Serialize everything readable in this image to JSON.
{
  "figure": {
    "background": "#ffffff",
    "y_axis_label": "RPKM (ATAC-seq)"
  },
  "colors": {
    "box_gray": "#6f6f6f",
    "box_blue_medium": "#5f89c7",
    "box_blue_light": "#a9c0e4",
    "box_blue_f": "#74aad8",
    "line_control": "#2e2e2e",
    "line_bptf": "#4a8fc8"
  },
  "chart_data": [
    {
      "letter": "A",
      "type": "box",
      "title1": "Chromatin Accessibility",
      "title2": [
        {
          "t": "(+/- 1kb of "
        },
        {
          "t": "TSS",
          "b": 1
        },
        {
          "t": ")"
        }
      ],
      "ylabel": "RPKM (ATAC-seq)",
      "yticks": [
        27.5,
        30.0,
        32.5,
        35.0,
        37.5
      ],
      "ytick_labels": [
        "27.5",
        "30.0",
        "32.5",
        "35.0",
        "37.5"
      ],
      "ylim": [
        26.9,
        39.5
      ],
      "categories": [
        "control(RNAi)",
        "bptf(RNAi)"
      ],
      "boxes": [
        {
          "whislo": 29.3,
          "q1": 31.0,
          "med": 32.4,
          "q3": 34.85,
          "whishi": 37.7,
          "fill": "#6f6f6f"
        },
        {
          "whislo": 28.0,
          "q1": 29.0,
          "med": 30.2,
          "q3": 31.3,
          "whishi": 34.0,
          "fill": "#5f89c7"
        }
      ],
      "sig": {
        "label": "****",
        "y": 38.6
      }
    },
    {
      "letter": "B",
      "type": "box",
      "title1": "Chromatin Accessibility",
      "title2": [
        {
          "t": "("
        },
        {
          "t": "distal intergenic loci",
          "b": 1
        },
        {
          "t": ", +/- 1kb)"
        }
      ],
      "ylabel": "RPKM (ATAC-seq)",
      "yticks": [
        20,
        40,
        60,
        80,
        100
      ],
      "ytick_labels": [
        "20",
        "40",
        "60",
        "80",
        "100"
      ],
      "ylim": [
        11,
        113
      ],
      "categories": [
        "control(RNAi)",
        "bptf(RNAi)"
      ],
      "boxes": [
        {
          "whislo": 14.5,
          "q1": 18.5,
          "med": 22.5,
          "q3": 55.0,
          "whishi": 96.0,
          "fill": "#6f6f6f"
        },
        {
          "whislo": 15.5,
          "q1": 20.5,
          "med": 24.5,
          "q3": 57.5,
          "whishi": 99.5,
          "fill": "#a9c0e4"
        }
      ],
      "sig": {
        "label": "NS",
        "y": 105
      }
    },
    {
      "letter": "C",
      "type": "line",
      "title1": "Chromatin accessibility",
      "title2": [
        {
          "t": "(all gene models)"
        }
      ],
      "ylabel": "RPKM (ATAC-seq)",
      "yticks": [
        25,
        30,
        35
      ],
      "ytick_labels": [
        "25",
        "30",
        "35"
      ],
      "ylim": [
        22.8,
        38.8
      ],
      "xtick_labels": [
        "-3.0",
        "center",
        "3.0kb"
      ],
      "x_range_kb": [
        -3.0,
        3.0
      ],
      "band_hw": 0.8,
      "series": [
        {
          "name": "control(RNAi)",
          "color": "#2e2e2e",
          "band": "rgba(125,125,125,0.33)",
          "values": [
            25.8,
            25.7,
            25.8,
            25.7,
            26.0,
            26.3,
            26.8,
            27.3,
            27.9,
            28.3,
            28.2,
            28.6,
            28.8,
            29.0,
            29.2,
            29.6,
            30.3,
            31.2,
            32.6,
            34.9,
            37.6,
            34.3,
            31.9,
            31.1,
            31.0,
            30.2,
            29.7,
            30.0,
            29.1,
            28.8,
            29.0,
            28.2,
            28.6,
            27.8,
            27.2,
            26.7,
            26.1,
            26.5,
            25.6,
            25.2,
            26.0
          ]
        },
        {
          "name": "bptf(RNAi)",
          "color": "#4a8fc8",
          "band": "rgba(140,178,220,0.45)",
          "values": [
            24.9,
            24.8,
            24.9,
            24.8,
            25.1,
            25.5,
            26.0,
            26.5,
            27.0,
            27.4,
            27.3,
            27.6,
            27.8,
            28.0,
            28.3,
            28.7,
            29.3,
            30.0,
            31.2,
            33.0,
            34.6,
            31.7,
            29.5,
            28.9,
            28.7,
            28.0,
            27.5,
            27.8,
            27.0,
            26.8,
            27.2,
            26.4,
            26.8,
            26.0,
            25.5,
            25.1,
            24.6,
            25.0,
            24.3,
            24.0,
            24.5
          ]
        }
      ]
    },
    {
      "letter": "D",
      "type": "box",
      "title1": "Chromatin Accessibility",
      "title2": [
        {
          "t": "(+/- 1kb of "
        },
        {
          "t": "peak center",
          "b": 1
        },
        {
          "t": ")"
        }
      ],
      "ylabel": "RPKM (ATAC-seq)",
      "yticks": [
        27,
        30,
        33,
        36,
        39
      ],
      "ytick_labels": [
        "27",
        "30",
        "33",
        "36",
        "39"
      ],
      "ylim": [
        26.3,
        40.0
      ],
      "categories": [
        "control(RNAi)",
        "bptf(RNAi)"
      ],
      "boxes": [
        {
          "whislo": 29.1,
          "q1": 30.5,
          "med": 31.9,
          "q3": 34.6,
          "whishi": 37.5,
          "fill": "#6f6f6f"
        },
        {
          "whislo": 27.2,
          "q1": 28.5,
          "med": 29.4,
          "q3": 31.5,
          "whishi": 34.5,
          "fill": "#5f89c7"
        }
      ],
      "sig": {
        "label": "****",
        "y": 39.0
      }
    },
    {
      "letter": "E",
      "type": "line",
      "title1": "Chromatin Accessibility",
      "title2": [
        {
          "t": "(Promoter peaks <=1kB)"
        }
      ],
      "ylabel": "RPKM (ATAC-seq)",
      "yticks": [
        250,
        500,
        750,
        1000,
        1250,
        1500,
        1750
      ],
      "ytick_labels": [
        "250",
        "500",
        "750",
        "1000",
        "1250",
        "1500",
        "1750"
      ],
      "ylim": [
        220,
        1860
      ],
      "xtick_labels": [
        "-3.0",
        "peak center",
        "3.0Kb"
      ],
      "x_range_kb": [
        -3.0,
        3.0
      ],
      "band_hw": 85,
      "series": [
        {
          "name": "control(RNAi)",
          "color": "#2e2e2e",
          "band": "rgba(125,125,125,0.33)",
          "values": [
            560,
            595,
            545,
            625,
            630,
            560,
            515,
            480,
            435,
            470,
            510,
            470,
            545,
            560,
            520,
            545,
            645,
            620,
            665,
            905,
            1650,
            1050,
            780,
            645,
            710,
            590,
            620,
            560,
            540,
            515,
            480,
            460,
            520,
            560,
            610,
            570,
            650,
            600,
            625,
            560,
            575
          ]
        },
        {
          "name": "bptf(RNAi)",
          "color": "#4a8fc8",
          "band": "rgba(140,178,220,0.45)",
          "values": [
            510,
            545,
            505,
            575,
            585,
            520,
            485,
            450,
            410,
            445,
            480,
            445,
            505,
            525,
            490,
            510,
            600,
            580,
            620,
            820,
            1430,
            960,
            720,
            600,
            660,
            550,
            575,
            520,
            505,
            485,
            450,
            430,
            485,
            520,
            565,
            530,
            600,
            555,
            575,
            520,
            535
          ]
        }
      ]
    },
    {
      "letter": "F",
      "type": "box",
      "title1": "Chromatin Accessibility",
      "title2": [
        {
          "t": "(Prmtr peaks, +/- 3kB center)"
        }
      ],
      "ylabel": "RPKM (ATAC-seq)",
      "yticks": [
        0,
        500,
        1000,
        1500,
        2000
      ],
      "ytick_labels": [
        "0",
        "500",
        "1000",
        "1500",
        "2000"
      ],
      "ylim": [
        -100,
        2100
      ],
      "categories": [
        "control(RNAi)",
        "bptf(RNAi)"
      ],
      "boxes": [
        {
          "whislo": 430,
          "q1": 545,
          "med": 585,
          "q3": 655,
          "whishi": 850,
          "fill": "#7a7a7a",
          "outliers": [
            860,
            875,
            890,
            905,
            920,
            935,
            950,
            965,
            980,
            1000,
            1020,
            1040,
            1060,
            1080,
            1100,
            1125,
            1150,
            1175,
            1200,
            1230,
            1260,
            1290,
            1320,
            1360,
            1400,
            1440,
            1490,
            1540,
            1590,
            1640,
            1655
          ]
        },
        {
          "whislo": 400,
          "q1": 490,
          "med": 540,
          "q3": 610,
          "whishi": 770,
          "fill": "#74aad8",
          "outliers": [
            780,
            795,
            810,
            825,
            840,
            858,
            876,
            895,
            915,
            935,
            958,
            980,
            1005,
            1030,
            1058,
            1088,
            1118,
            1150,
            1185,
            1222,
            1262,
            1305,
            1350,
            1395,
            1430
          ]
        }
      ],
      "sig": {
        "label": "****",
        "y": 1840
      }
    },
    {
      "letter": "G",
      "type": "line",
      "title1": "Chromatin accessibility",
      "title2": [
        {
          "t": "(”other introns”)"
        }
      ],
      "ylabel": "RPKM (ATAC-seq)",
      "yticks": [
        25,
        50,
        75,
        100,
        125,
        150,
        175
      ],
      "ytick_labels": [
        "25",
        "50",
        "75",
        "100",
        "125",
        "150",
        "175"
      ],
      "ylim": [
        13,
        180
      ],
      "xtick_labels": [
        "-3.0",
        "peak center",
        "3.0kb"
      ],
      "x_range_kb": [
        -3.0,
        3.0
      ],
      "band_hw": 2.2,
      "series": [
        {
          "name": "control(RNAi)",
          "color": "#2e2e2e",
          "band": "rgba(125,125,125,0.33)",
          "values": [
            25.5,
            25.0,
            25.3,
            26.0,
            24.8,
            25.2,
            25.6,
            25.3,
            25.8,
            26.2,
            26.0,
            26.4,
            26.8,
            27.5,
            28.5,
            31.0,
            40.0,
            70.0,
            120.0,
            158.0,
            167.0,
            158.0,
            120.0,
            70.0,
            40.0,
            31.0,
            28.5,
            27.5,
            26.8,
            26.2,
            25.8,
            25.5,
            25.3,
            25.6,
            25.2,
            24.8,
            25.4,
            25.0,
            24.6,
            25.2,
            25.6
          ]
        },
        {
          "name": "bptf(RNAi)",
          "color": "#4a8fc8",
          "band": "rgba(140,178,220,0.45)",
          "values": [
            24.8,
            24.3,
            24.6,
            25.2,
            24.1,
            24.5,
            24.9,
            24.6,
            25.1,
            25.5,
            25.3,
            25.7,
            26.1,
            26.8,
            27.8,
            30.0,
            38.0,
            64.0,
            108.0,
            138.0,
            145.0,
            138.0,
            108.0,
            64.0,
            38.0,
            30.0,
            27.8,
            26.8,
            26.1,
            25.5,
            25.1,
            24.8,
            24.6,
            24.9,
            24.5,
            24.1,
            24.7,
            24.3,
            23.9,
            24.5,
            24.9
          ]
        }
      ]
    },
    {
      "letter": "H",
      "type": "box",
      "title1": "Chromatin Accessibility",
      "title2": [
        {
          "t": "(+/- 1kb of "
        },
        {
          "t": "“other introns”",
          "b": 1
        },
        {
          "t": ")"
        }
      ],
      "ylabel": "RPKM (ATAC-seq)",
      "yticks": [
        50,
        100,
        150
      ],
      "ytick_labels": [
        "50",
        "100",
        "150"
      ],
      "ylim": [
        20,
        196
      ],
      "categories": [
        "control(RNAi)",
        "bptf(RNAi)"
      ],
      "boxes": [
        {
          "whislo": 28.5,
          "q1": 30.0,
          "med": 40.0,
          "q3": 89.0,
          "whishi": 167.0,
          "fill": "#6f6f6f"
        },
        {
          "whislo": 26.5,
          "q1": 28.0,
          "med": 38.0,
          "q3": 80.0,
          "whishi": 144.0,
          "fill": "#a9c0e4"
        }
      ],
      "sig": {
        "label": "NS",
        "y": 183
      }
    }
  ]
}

### TASK BRIEF:
Count how many lines of the entries contain the word "whislo"; only the number should appear in the reply.

### RESULT FOR THIS TASK:
10